THE REQUEST - From the listing below, return each line that includes "ylabel".

***** SUPPLIED INFORMATION

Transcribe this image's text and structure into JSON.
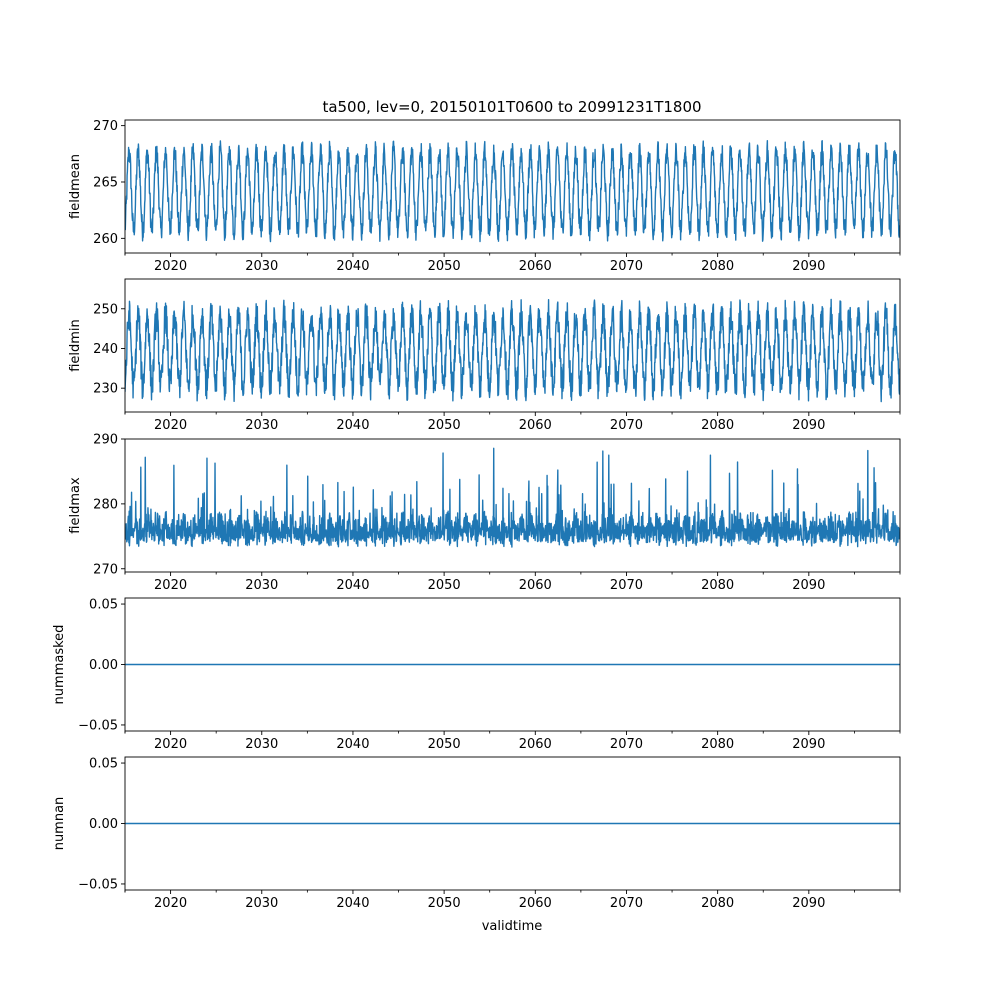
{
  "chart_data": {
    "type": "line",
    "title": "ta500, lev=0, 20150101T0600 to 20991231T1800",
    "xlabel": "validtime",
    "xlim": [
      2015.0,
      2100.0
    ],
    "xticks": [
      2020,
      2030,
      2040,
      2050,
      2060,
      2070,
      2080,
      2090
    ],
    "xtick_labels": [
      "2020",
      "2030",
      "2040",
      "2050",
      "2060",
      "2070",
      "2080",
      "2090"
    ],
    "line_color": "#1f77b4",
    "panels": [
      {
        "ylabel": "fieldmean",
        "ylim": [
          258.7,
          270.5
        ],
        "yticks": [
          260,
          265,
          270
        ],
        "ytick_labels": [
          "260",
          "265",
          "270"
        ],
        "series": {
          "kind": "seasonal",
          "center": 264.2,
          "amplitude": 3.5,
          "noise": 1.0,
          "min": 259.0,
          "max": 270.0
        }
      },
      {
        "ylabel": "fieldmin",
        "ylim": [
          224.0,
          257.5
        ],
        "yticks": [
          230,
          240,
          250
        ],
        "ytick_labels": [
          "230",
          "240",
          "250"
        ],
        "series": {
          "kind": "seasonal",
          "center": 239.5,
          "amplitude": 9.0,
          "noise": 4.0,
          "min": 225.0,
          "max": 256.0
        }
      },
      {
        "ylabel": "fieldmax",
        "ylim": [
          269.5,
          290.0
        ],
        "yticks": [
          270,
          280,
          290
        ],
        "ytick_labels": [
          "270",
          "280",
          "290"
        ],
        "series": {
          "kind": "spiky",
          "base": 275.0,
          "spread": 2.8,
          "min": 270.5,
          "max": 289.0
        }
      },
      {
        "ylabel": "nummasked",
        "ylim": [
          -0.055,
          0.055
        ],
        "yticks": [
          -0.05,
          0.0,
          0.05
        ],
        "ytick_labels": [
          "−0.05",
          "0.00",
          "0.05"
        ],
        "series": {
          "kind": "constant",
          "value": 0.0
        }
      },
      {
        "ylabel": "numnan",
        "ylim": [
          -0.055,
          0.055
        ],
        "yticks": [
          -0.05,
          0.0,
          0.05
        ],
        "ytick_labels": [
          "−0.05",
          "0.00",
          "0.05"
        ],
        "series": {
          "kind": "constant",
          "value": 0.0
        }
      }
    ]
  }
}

**********
***** SUPPLIED INFORMATION

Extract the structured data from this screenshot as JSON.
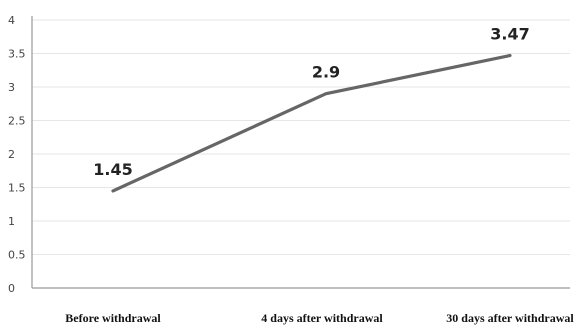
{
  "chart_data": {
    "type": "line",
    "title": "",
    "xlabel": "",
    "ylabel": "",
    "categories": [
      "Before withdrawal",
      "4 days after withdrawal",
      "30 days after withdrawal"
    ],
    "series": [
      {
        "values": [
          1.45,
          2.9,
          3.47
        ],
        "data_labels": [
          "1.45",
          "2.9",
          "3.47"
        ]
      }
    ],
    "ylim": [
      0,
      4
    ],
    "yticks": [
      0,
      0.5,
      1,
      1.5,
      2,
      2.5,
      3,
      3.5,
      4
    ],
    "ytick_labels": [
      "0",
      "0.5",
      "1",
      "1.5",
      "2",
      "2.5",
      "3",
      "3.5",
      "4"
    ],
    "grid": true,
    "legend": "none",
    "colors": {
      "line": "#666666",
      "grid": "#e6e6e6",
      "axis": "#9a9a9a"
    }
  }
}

**********

IN RESPONSE -
        "ylabel": "fieldmean",
        "ylabel": "fieldmin",
        "ylabel": "fieldmax",
        "ylabel": "nummasked",
        "ylabel": "numnan",
    "ylabel": "",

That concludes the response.